## PROBLEM DESCRIPTION
Write out each line that follows exactly as it stands, without the pictures.

= = = = = = =

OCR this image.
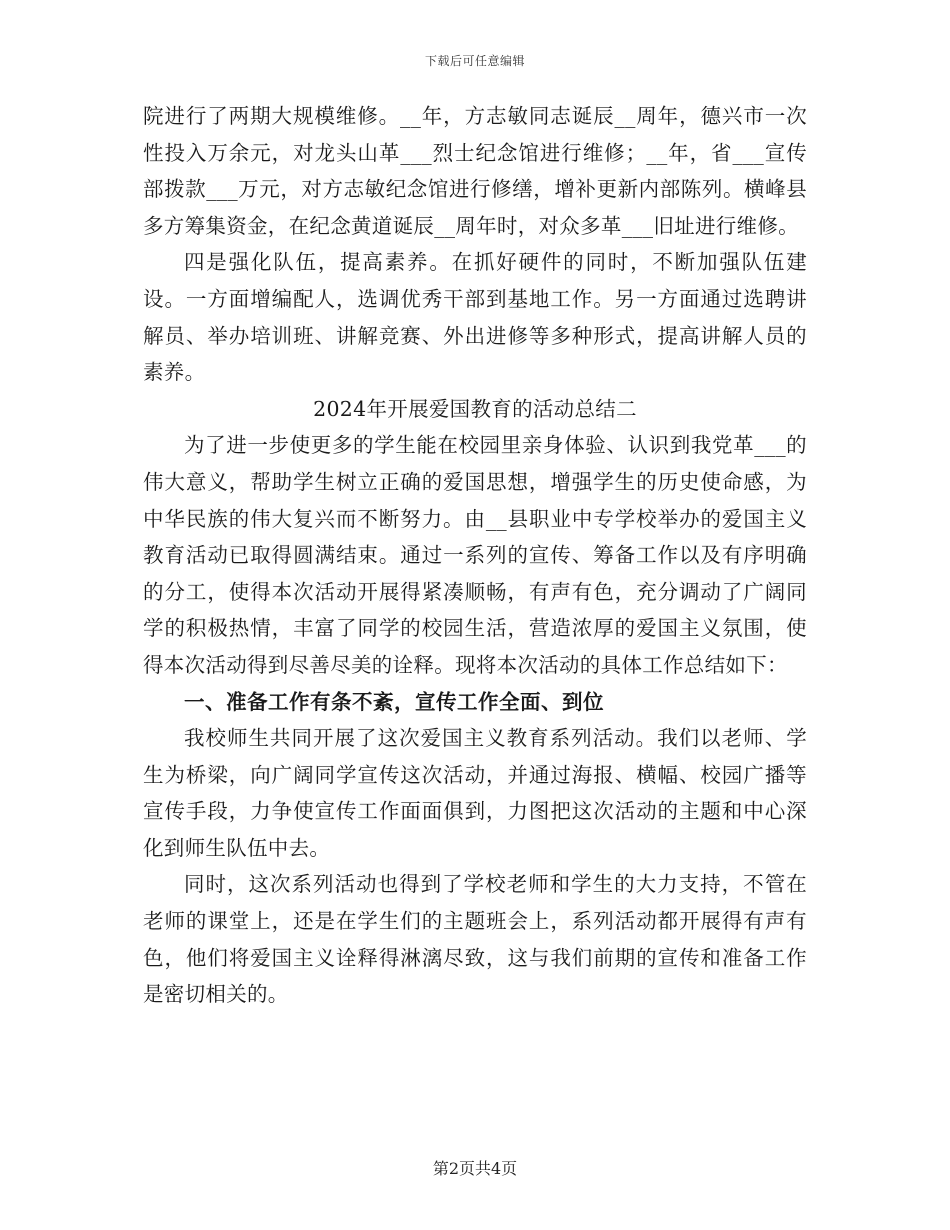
下载后可任意编辑

院进行了两期大规模维修。__年，方志敏同志诞辰__周年，德兴市一次性投入万余元，对龙头山革___烈士纪念馆进行维修；__年，省___宣传部拨款___万元，对方志敏纪念馆进行修缮，增补更新内部陈列。横峰县多方筹集资金，在纪念黄道诞辰__周年时，对众多革___旧址进行维修。

四是强化队伍，提高素养。在抓好硬件的同时，不断加强队伍建设。一方面增编配人，选调优秀干部到基地工作。另一方面通过选聘讲解员、举办培训班、讲解竞赛、外出进修等多种形式，提高讲解人员的素养。

2024年开展爱国教育的活动总结二

为了进一步使更多的学生能在校园里亲身体验、认识到我党革___的伟大意义，帮助学生树立正确的爱国思想，增强学生的历史使命感，为中华民族的伟大复兴而不断努力。由__县职业中专学校举办的爱国主义教育活动已取得圆满结束。通过一系列的宣传、筹备工作以及有序明确的分工，使得本次活动开展得紧凑顺畅，有声有色，充分调动了广阔同学的积极热情，丰富了同学的校园生活，营造浓厚的爱国主义氛围，使得本次活动得到尽善尽美的诠释。现将本次活动的具体工作总结如下：

一、准备工作有条不紊，宣传工作全面、到位

我校师生共同开展了这次爱国主义教育系列活动。我们以老师、学生为桥梁，向广阔同学宣传这次活动，并通过海报、横幅、校园广播等宣传手段，力争使宣传工作面面俱到，力图把这次活动的主题和中心深化到师生队伍中去。

同时，这次系列活动也得到了学校老师和学生的大力支持，不管在老师的课堂上，还是在学生们的主题班会上，系列活动都开展得有声有色，他们将爱国主义诠释得淋漓尽致，这与我们前期的宣传和准备工作是密切相关的。

第2页共4页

= = = = = = =

## OUTPUT OF THE TASK
OCR this image.
下载后可任意编辑

院进行了两期大规模维修。__年，方志敏同志诞辰__周年，德兴市一次性投入万余元，对龙头山革___烈士纪念馆进行维修；__年，省___宣传部拨款___万元，对方志敏纪念馆进行修缮，增补更新内部陈列。横峰县多方筹集资金，在纪念黄道诞辰__周年时，对众多革___旧址进行维修。

四是强化队伍，提高素养。在抓好硬件的同时，不断加强队伍建设。一方面增编配人，选调优秀干部到基地工作。另一方面通过选聘讲解员、举办培训班、讲解竞赛、外出进修等多种形式，提高讲解人员的素养。

2024年开展爱国教育的活动总结二

为了进一步使更多的学生能在校园里亲身体验、认识到我党革___的伟大意义，帮助学生树立正确的爱国思想，增强学生的历史使命感，为中华民族的伟大复兴而不断努力。由__县职业中专学校举办的爱国主义教育活动已取得圆满结束。通过一系列的宣传、筹备工作以及有序明确的分工，使得本次活动开展得紧凑顺畅，有声有色，充分调动了广阔同学的积极热情，丰富了同学的校园生活，营造浓厚的爱国主义氛围，使得本次活动得到尽善尽美的诠释。现将本次活动的具体工作总结如下：

一、准备工作有条不紊，宣传工作全面、到位

我校师生共同开展了这次爱国主义教育系列活动。我们以老师、学生为桥梁，向广阔同学宣传这次活动，并通过海报、横幅、校园广播等宣传手段，力争使宣传工作面面俱到，力图把这次活动的主题和中心深化到师生队伍中去。

同时，这次系列活动也得到了学校老师和学生的大力支持，不管在老师的课堂上，还是在学生们的主题班会上，系列活动都开展得有声有色，他们将爱国主义诠释得淋漓尽致，这与我们前期的宣传和准备工作是密切相关的。

第2页共4页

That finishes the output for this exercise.